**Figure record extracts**
┌──
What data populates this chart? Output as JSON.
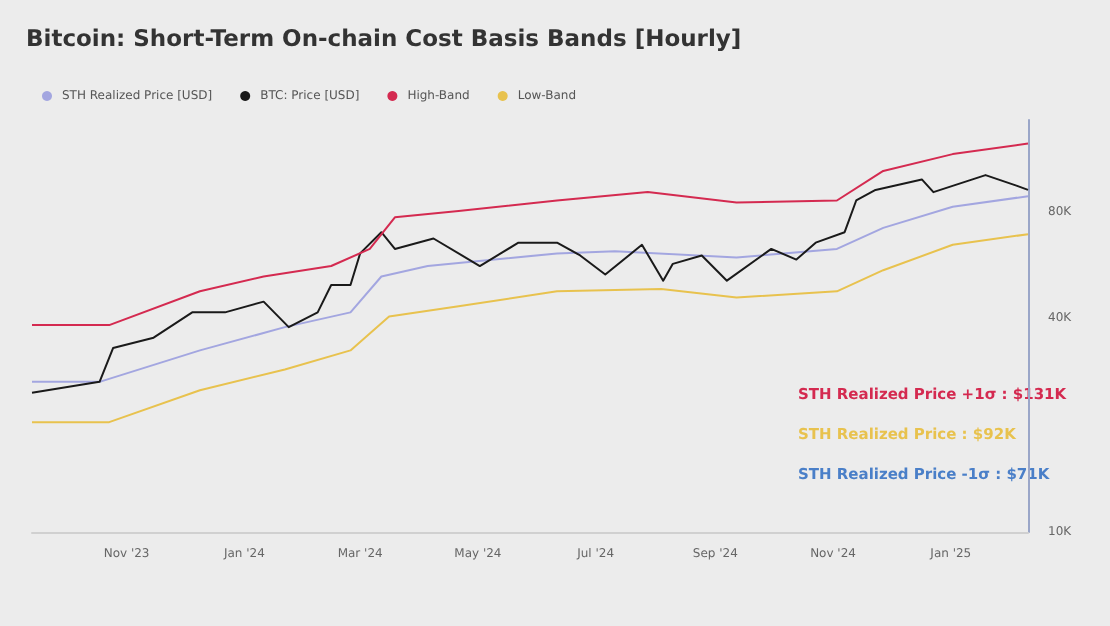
{
  "chart_data": {
    "type": "line",
    "title": "Bitcoin: Short-Term On-chain Cost Basis Bands [Hourly]",
    "xlim": [
      "2023-09-13",
      "2025-02-10"
    ],
    "xticks": [
      {
        "value": "2023-11-01",
        "label": "Nov '23"
      },
      {
        "value": "2024-01-01",
        "label": "Jan '24"
      },
      {
        "value": "2024-03-01",
        "label": "Mar '24"
      },
      {
        "value": "2024-05-01",
        "label": "May '24"
      },
      {
        "value": "2024-07-01",
        "label": "Jul '24"
      },
      {
        "value": "2024-09-01",
        "label": "Sep '24"
      },
      {
        "value": "2024-11-01",
        "label": "Nov '24"
      },
      {
        "value": "2025-01-01",
        "label": "Jan '25"
      }
    ],
    "ylim": [
      10000,
      145000
    ],
    "yticks": [
      {
        "value": 10000,
        "label": "10K"
      },
      {
        "value": 40000,
        "label": "40K"
      },
      {
        "value": 80000,
        "label": "80K"
      }
    ],
    "log": true,
    "grid": false,
    "legend": "top left",
    "series": [
      {
        "name": "STH Realized Price [USD]",
        "color": "#a3a6e0",
        "x": [
          "2023-09-13",
          "2023-10-18",
          "2023-12-09",
          "2024-01-22",
          "2024-02-25",
          "2024-03-12",
          "2024-04-05",
          "2024-06-11",
          "2024-07-11",
          "2024-09-12",
          "2024-11-03",
          "2024-11-27",
          "2025-01-02",
          "2025-02-10"
        ],
        "values": [
          26500,
          26500,
          32500,
          37800,
          41600,
          52500,
          56200,
          61000,
          61900,
          59400,
          62800,
          72000,
          82600,
          88400
        ]
      },
      {
        "name": "BTC: Price [USD]",
        "color": "#1a1a1a",
        "x": [
          "2023-09-13",
          "2023-10-18",
          "2023-10-25",
          "2023-11-15",
          "2023-12-05",
          "2023-12-22",
          "2024-01-11",
          "2024-01-24",
          "2024-02-08",
          "2024-02-15",
          "2024-02-25",
          "2024-03-01",
          "2024-03-12",
          "2024-03-19",
          "2024-04-08",
          "2024-05-02",
          "2024-05-22",
          "2024-06-11",
          "2024-06-23",
          "2024-07-06",
          "2024-07-25",
          "2024-08-05",
          "2024-08-10",
          "2024-08-25",
          "2024-09-07",
          "2024-09-30",
          "2024-10-13",
          "2024-10-23",
          "2024-11-07",
          "2024-11-13",
          "2024-11-23",
          "2024-12-17",
          "2024-12-23",
          "2025-01-19",
          "2025-02-04",
          "2025-02-10"
        ],
        "values": [
          24700,
          26500,
          33000,
          35300,
          41600,
          41600,
          44600,
          37800,
          41600,
          49700,
          49700,
          61000,
          70000,
          62800,
          67200,
          56200,
          65400,
          65400,
          60200,
          53200,
          64500,
          51100,
          57000,
          60200,
          51100,
          62800,
          58600,
          65400,
          70000,
          86000,
          92100,
          98600,
          90800,
          101400,
          94700,
          92100
        ]
      },
      {
        "name": "High-Band",
        "color": "#d42a50",
        "x": [
          "2023-09-13",
          "2023-10-23",
          "2023-12-09",
          "2024-01-11",
          "2024-02-15",
          "2024-03-06",
          "2024-03-19",
          "2024-04-21",
          "2024-06-11",
          "2024-07-28",
          "2024-09-12",
          "2024-11-03",
          "2024-11-27",
          "2025-01-02",
          "2025-02-10"
        ],
        "values": [
          38300,
          38300,
          47700,
          52500,
          56200,
          62800,
          77100,
          80300,
          86000,
          90800,
          84900,
          86000,
          104200,
          116200,
          124500
        ]
      },
      {
        "name": "Low-Band",
        "color": "#e8c24e",
        "x": [
          "2023-09-13",
          "2023-10-23",
          "2023-12-09",
          "2024-01-22",
          "2024-02-25",
          "2024-03-16",
          "2024-04-21",
          "2024-06-11",
          "2024-08-04",
          "2024-09-12",
          "2024-11-03",
          "2024-11-27",
          "2025-01-02",
          "2025-02-10"
        ],
        "values": [
          20400,
          20400,
          25100,
          28700,
          32500,
          40500,
          43300,
          47700,
          48400,
          45800,
          47700,
          54700,
          64500,
          69100
        ]
      }
    ],
    "annotations": [
      "STH Realized Price +1σ : $131K",
      "STH Realized Price : $92K",
      "STH Realized Price -1σ : $71K"
    ]
  }
}
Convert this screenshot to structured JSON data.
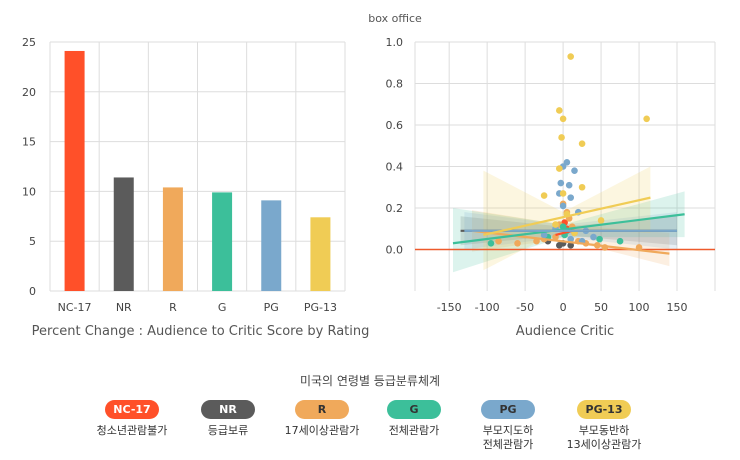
{
  "chart_data": [
    {
      "type": "bar",
      "categories": [
        "NC-17",
        "NR",
        "R",
        "G",
        "PG",
        "PG-13"
      ],
      "values": [
        24.1,
        11.4,
        10.4,
        9.9,
        9.1,
        7.4
      ],
      "colors": [
        "#ff5029",
        "#5b5b5b",
        "#f0a95b",
        "#3cbf9a",
        "#7aa8cc",
        "#f0cc55"
      ],
      "title": "",
      "xlabel": "Percent Change : Audience to Critic Score by Rating",
      "ylabel": "",
      "ylim": [
        0,
        25
      ],
      "yticks": [
        0,
        5,
        10,
        15,
        20,
        25
      ],
      "grid": true
    },
    {
      "type": "scatter",
      "title": "box office",
      "xlabel": "Audience Critic",
      "ylabel": "",
      "xlim": [
        -195,
        200
      ],
      "ylim": [
        -0.2,
        1.0
      ],
      "xticks": [
        -150,
        -100,
        -50,
        0,
        50,
        100,
        150
      ],
      "yticks": [
        0.0,
        0.2,
        0.4,
        0.6,
        0.8,
        1.0
      ],
      "grid": true,
      "reference_line": {
        "y": 0.0,
        "color": "#ee5a2c"
      },
      "series": [
        {
          "rating": "NC-17",
          "color": "#ff5029",
          "points": [
            [
              2,
              0.13
            ],
            [
              5,
              0.1
            ]
          ],
          "fit": {
            "x": [
              -10,
              12
            ],
            "y": [
              0.07,
              0.09
            ]
          }
        },
        {
          "rating": "NR",
          "color": "#5b5b5b",
          "points": [
            [
              -5,
              0.02
            ],
            [
              0,
              0.03
            ],
            [
              10,
              0.02
            ],
            [
              -20,
              0.04
            ]
          ],
          "fit": {
            "x": [
              -135,
              150
            ],
            "y": [
              0.09,
              0.09
            ]
          },
          "band": {
            "x": [
              -135,
              0,
              150
            ],
            "upper": [
              0.16,
              0.11,
              0.16
            ],
            "lower": [
              0.02,
              0.07,
              0.02
            ]
          }
        },
        {
          "rating": "R",
          "color": "#f0a95b",
          "points": [
            [
              -25,
              0.05
            ],
            [
              -10,
              0.06
            ],
            [
              0,
              0.22
            ],
            [
              5,
              0.18
            ],
            [
              8,
              0.15
            ],
            [
              12,
              0.11
            ],
            [
              -5,
              0.12
            ],
            [
              20,
              0.04
            ],
            [
              30,
              0.03
            ],
            [
              45,
              0.02
            ],
            [
              55,
              0.01
            ],
            [
              100,
              0.01
            ],
            [
              -60,
              0.03
            ],
            [
              -85,
              0.04
            ],
            [
              -35,
              0.04
            ],
            [
              15,
              0.08
            ],
            [
              3,
              0.09
            ]
          ],
          "fit": {
            "x": [
              -120,
              140
            ],
            "y": [
              0.09,
              -0.02
            ]
          },
          "band": {
            "x": [
              -120,
              0,
              140
            ],
            "upper": [
              0.19,
              0.12,
              0.08
            ],
            "lower": [
              -0.01,
              0.05,
              -0.08
            ]
          }
        },
        {
          "rating": "G",
          "color": "#3cbf9a",
          "points": [
            [
              -95,
              0.03
            ],
            [
              -20,
              0.06
            ],
            [
              0,
              0.11
            ],
            [
              5,
              0.09
            ],
            [
              48,
              0.05
            ],
            [
              75,
              0.04
            ],
            [
              2,
              0.07
            ]
          ],
          "fit": {
            "x": [
              -145,
              160
            ],
            "y": [
              0.03,
              0.17
            ]
          },
          "band": {
            "x": [
              -145,
              0,
              160
            ],
            "upper": [
              0.2,
              0.12,
              0.28
            ],
            "lower": [
              -0.11,
              0.06,
              0.06
            ]
          }
        },
        {
          "rating": "PG",
          "color": "#7aa8cc",
          "points": [
            [
              0,
              0.4
            ],
            [
              5,
              0.42
            ],
            [
              -3,
              0.32
            ],
            [
              8,
              0.31
            ],
            [
              15,
              0.38
            ],
            [
              -5,
              0.27
            ],
            [
              10,
              0.25
            ],
            [
              0,
              0.21
            ],
            [
              20,
              0.18
            ],
            [
              -10,
              0.1
            ],
            [
              30,
              0.09
            ],
            [
              -25,
              0.07
            ],
            [
              40,
              0.06
            ],
            [
              10,
              0.05
            ],
            [
              25,
              0.04
            ]
          ],
          "fit": {
            "x": [
              -130,
              150
            ],
            "y": [
              0.09,
              0.09
            ]
          },
          "band": {
            "x": [
              -130,
              0,
              150
            ],
            "upper": [
              0.18,
              0.12,
              0.18
            ],
            "lower": [
              0.0,
              0.06,
              0.0
            ]
          }
        },
        {
          "rating": "PG-13",
          "color": "#f0cc55",
          "points": [
            [
              10,
              0.93
            ],
            [
              -5,
              0.67
            ],
            [
              0,
              0.63
            ],
            [
              110,
              0.63
            ],
            [
              -2,
              0.54
            ],
            [
              25,
              0.51
            ],
            [
              -5,
              0.39
            ],
            [
              25,
              0.3
            ],
            [
              -25,
              0.26
            ],
            [
              50,
              0.14
            ],
            [
              0,
              0.27
            ],
            [
              5,
              0.17
            ],
            [
              -10,
              0.12
            ],
            [
              15,
              0.08
            ]
          ],
          "fit": {
            "x": [
              -105,
              115
            ],
            "y": [
              0.07,
              0.25
            ]
          },
          "band": {
            "x": [
              -105,
              0,
              115
            ],
            "upper": [
              0.38,
              0.18,
              0.4
            ],
            "lower": [
              -0.1,
              0.1,
              0.08
            ]
          }
        }
      ]
    }
  ],
  "legend": {
    "title": "미국의 연령별 등급분류체계",
    "items": [
      {
        "label": "NC-17",
        "desc": "청소년관람불가",
        "color": "#ff5029",
        "text_color": "#ffffff"
      },
      {
        "label": "NR",
        "desc": "등급보류",
        "color": "#5b5b5b",
        "text_color": "#ffffff"
      },
      {
        "label": "R",
        "desc": "17세이상관람가",
        "color": "#f0a95b",
        "text_color": "#333333"
      },
      {
        "label": "G",
        "desc": "전체관람가",
        "color": "#3cbf9a",
        "text_color": "#333333"
      },
      {
        "label": "PG",
        "desc": "부모지도하\n전체관람가",
        "color": "#7aa8cc",
        "text_color": "#333333"
      },
      {
        "label": "PG-13",
        "desc": "부모동반하\n13세이상관람가",
        "color": "#f0cc55",
        "text_color": "#333333"
      }
    ]
  }
}
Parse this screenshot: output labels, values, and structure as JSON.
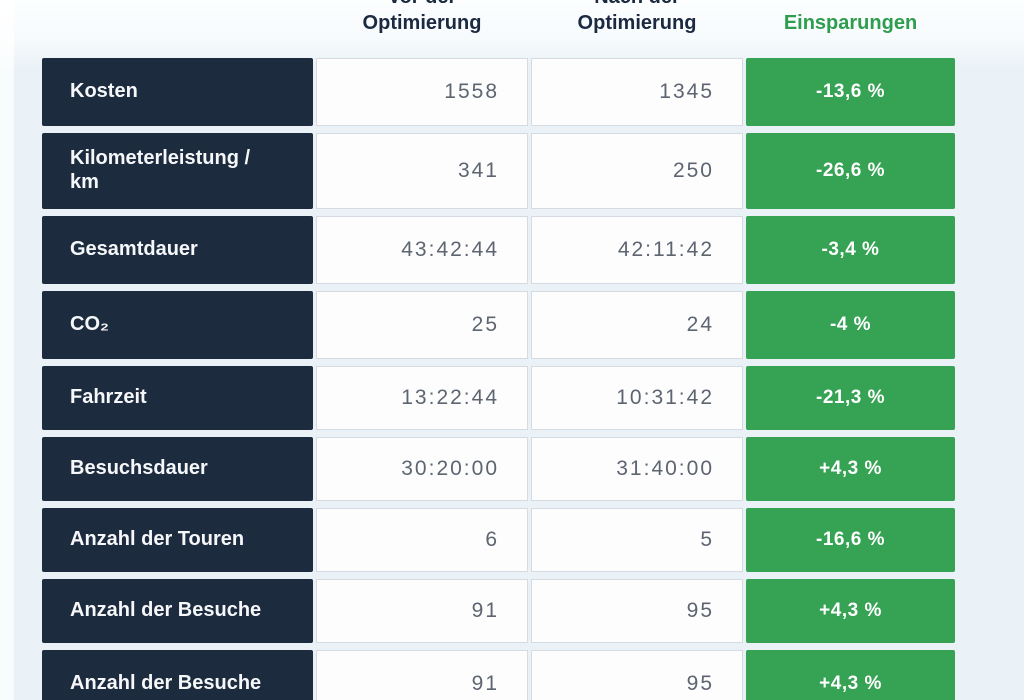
└──
**Given problem**
In the records above, locate every line with the string "this" and copy it.

**Task result**
What data populates this chart? Output as JSON.
Convert this screenshot to structured JSON data.
Parse this screenshot: output labels, values, and structure as JSON.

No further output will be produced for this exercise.